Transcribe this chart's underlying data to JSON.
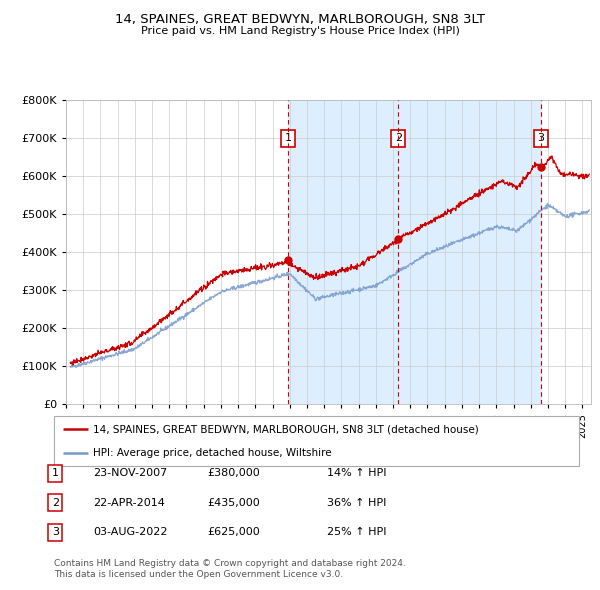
{
  "title": "14, SPAINES, GREAT BEDWYN, MARLBOROUGH, SN8 3LT",
  "subtitle": "Price paid vs. HM Land Registry's House Price Index (HPI)",
  "property_label": "14, SPAINES, GREAT BEDWYN, MARLBOROUGH, SN8 3LT (detached house)",
  "hpi_label": "HPI: Average price, detached house, Wiltshire",
  "footer1": "Contains HM Land Registry data © Crown copyright and database right 2024.",
  "footer2": "This data is licensed under the Open Government Licence v3.0.",
  "transactions": [
    {
      "num": 1,
      "date": "23-NOV-2007",
      "price": "£380,000",
      "pct": "14% ↑ HPI"
    },
    {
      "num": 2,
      "date": "22-APR-2014",
      "price": "£435,000",
      "pct": "36% ↑ HPI"
    },
    {
      "num": 3,
      "date": "03-AUG-2022",
      "price": "£625,000",
      "pct": "25% ↑ HPI"
    }
  ],
  "transaction_dates_dec": [
    2007.896,
    2014.31,
    2022.587
  ],
  "transaction_prices": [
    380000,
    435000,
    625000
  ],
  "ylim": [
    0,
    800000
  ],
  "xlim_start": 1995.25,
  "xlim_end": 2025.5,
  "yticks": [
    0,
    100000,
    200000,
    300000,
    400000,
    500000,
    600000,
    700000,
    800000
  ],
  "red_color": "#cc0000",
  "blue_color": "#7799cc",
  "shade_color": "#ddeeff",
  "grid_color": "#cccccc",
  "background_color": "#ffffff"
}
..........
REQUIRED WORK: Reproduce the material above in full and without alteration, but skip all pictures.

RESPONSE TO THIS TASK:
Transcribe this chart's underlying data to JSON.
{
  "title": "14, SPAINES, GREAT BEDWYN, MARLBOROUGH, SN8 3LT",
  "subtitle": "Price paid vs. HM Land Registry's House Price Index (HPI)",
  "property_label": "14, SPAINES, GREAT BEDWYN, MARLBOROUGH, SN8 3LT (detached house)",
  "hpi_label": "HPI: Average price, detached house, Wiltshire",
  "footer1": "Contains HM Land Registry data © Crown copyright and database right 2024.",
  "footer2": "This data is licensed under the Open Government Licence v3.0.",
  "transactions": [
    {
      "num": 1,
      "date": "23-NOV-2007",
      "price": "£380,000",
      "pct": "14% ↑ HPI"
    },
    {
      "num": 2,
      "date": "22-APR-2014",
      "price": "£435,000",
      "pct": "36% ↑ HPI"
    },
    {
      "num": 3,
      "date": "03-AUG-2022",
      "price": "£625,000",
      "pct": "25% ↑ HPI"
    }
  ],
  "transaction_dates_dec": [
    2007.896,
    2014.31,
    2022.587
  ],
  "transaction_prices": [
    380000,
    435000,
    625000
  ],
  "ylim": [
    0,
    800000
  ],
  "xlim_start": 1995.25,
  "xlim_end": 2025.5,
  "yticks": [
    0,
    100000,
    200000,
    300000,
    400000,
    500000,
    600000,
    700000,
    800000
  ],
  "red_color": "#cc0000",
  "blue_color": "#7799cc",
  "shade_color": "#ddeeff",
  "grid_color": "#cccccc",
  "background_color": "#ffffff"
}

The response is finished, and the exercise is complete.